§ Do this
Starting from the line containing "Read all visible content and emit it as JSON.", write out every remaining line exactly, the last one included.

§ Data to use
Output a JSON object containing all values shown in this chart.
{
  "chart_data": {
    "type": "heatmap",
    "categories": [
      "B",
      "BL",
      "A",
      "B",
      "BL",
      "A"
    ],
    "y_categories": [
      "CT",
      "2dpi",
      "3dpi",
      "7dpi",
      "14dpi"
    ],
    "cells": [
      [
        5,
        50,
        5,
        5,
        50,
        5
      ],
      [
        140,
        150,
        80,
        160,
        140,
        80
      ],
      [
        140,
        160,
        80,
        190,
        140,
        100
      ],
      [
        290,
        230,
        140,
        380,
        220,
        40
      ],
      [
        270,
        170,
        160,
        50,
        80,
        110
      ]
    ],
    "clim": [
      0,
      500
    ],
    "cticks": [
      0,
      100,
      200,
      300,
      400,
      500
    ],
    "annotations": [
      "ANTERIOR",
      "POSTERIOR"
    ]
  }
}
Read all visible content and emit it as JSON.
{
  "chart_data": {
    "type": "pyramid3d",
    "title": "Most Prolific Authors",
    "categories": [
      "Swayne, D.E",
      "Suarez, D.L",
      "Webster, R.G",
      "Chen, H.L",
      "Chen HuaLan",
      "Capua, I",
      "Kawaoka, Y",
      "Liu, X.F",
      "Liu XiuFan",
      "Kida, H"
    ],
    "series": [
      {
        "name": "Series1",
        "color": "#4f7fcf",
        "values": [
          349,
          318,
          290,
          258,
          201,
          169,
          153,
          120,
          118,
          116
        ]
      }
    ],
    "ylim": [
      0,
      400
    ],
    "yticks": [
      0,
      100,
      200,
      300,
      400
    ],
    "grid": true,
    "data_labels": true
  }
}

§ Exercise answer
Read all visible content and emit it as JSON.
{
  "chart_data": {
    "type": "pyramid3d",
    "title": "Most Prolific Authors",
    "categories": [
      "Swayne, D.E",
      "Suarez, D.L",
      "Webster, R.G",
      "Chen, H.L",
      "Chen HuaLan",
      "Capua, I",
      "Kawaoka, Y",
      "Liu, X.F",
      "Liu XiuFan",
      "Kida, H"
    ],
    "series": [
      {
        "name": "Series1",
        "color": "#4f7fcf",
        "values": [
          349,
          318,
          290,
          258,
          201,
          169,
          153,
          120,
          118,
          116
        ]
      }
    ],
    "ylim": [
      0,
      400
    ],
    "yticks": [
      0,
      100,
      200,
      300,
      400
    ],
    "grid": true,
    "data_labels": true
  }
}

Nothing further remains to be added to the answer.